(Dataset items)
┌──

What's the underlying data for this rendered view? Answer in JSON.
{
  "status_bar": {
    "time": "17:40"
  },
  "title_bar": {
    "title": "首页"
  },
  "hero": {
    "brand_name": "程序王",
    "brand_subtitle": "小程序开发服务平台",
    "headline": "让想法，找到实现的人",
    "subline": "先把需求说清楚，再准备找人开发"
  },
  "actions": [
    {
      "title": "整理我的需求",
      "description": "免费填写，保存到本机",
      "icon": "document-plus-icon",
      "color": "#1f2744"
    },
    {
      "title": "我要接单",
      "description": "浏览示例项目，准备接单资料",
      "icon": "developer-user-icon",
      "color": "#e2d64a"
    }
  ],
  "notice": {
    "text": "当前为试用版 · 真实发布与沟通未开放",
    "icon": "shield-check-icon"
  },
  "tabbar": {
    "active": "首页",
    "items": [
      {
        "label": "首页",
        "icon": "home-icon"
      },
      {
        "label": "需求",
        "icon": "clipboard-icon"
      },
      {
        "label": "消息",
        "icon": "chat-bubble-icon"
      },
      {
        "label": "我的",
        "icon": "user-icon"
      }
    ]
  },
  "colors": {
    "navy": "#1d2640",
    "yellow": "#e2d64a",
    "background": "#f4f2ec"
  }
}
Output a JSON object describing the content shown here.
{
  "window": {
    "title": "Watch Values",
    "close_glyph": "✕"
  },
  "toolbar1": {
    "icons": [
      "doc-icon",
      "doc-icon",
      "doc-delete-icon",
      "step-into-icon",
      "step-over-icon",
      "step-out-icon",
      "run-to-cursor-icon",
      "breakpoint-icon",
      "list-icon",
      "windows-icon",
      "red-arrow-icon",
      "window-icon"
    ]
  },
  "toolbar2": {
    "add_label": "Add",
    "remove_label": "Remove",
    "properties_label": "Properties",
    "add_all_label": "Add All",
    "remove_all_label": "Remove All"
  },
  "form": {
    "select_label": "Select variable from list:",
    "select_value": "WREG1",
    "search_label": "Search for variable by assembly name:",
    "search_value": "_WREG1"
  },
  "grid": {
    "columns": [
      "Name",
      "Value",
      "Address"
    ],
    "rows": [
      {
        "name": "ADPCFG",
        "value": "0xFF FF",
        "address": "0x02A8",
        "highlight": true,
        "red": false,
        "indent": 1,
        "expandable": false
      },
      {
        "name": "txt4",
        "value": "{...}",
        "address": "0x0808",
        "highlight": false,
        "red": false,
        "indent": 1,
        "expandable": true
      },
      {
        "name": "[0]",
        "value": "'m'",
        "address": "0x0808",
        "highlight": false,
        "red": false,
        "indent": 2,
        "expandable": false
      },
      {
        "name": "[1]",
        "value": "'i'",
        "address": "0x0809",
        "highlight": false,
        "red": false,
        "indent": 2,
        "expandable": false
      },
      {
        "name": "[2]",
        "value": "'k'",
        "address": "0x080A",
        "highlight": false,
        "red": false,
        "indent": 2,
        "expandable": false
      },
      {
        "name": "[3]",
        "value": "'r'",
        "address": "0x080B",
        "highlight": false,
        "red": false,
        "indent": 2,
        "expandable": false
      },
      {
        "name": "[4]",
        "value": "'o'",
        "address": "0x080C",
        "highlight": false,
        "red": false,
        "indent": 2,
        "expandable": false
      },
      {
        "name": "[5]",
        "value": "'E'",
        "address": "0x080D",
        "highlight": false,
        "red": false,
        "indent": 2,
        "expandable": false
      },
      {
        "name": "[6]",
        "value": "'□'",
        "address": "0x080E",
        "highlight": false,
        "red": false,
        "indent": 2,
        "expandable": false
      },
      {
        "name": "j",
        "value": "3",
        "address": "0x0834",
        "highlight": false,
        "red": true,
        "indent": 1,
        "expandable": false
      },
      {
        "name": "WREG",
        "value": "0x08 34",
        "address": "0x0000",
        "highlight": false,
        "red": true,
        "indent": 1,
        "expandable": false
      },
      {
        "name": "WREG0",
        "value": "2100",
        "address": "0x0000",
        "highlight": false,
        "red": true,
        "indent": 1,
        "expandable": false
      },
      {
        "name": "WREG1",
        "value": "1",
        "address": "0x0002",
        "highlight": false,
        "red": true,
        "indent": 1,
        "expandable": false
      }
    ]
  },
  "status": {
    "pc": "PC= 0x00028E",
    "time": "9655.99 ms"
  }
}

└──

#### WRITTEN TASK
Using the listing above, retype each line exactly.

#### RESULT FOR THIS TASK
What's the underlying data for this rendered view? Answer in JSON.
{
  "status_bar": {
    "time": "17:40"
  },
  "title_bar": {
    "title": "首页"
  },
  "hero": {
    "brand_name": "程序王",
    "brand_subtitle": "小程序开发服务平台",
    "headline": "让想法，找到实现的人",
    "subline": "先把需求说清楚，再准备找人开发"
  },
  "actions": [
    {
      "title": "整理我的需求",
      "description": "免费填写，保存到本机",
      "icon": "document-plus-icon",
      "color": "#1f2744"
    },
    {
      "title": "我要接单",
      "description": "浏览示例项目，准备接单资料",
      "icon": "developer-user-icon",
      "color": "#e2d64a"
    }
  ],
  "notice": {
    "text": "当前为试用版 · 真实发布与沟通未开放",
    "icon": "shield-check-icon"
  },
  "tabbar": {
    "active": "首页",
    "items": [
      {
        "label": "首页",
        "icon": "home-icon"
      },
      {
        "label": "需求",
        "icon": "clipboard-icon"
      },
      {
        "label": "消息",
        "icon": "chat-bubble-icon"
      },
      {
        "label": "我的",
        "icon": "user-icon"
      }
    ]
  },
  "colors": {
    "navy": "#1d2640",
    "yellow": "#e2d64a",
    "background": "#f4f2ec"
  }
}
Output a JSON object describing the content shown here.
{
  "window": {
    "title": "Watch Values",
    "close_glyph": "✕"
  },
  "toolbar1": {
    "icons": [
      "doc-icon",
      "doc-icon",
      "doc-delete-icon",
      "step-into-icon",
      "step-over-icon",
      "step-out-icon",
      "run-to-cursor-icon",
      "breakpoint-icon",
      "list-icon",
      "windows-icon",
      "red-arrow-icon",
      "window-icon"
    ]
  },
  "toolbar2": {
    "add_label": "Add",
    "remove_label": "Remove",
    "properties_label": "Properties",
    "add_all_label": "Add All",
    "remove_all_label": "Remove All"
  },
  "form": {
    "select_label": "Select variable from list:",
    "select_value": "WREG1",
    "search_label": "Search for variable by assembly name:",
    "search_value": "_WREG1"
  },
  "grid": {
    "columns": [
      "Name",
      "Value",
      "Address"
    ],
    "rows": [
      {
        "name": "ADPCFG",
        "value": "0xFF FF",
        "address": "0x02A8",
        "highlight": true,
        "red": false,
        "indent": 1,
        "expandable": false
      },
      {
        "name": "txt4",
        "value": "{...}",
        "address": "0x0808",
        "highlight": false,
        "red": false,
        "indent": 1,
        "expandable": true
      },
      {
        "name": "[0]",
        "value": "'m'",
        "address": "0x0808",
        "highlight": false,
        "red": false,
        "indent": 2,
        "expandable": false
      },
      {
        "name": "[1]",
        "value": "'i'",
        "address": "0x0809",
        "highlight": false,
        "red": false,
        "indent": 2,
        "expandable": false
      },
      {
        "name": "[2]",
        "value": "'k'",
        "address": "0x080A",
        "highlight": false,
        "red": false,
        "indent": 2,
        "expandable": false
      },
      {
        "name": "[3]",
        "value": "'r'",
        "address": "0x080B",
        "highlight": false,
        "red": false,
        "indent": 2,
        "expandable": false
      },
      {
        "name": "[4]",
        "value": "'o'",
        "address": "0x080C",
        "highlight": false,
        "red": false,
        "indent": 2,
        "expandable": false
      },
      {
        "name": "[5]",
        "value": "'E'",
        "address": "0x080D",
        "highlight": false,
        "red": false,
        "indent": 2,
        "expandable": false
      },
      {
        "name": "[6]",
        "value": "'□'",
        "address": "0x080E",
        "highlight": false,
        "red": false,
        "indent": 2,
        "expandable": false
      },
      {
        "name": "j",
        "value": "3",
        "address": "0x0834",
        "highlight": false,
        "red": true,
        "indent": 1,
        "expandable": false
      },
      {
        "name": "WREG",
        "value": "0x08 34",
        "address": "0x0000",
        "highlight": false,
        "red": true,
        "indent": 1,
        "expandable": false
      },
      {
        "name": "WREG0",
        "value": "2100",
        "address": "0x0000",
        "highlight": false,
        "red": true,
        "indent": 1,
        "expandable": false
      },
      {
        "name": "WREG1",
        "value": "1",
        "address": "0x0002",
        "highlight": false,
        "red": true,
        "indent": 1,
        "expandable": false
      }
    ]
  },
  "status": {
    "pc": "PC= 0x00028E",
    "time": "9655.99 ms"
  }
}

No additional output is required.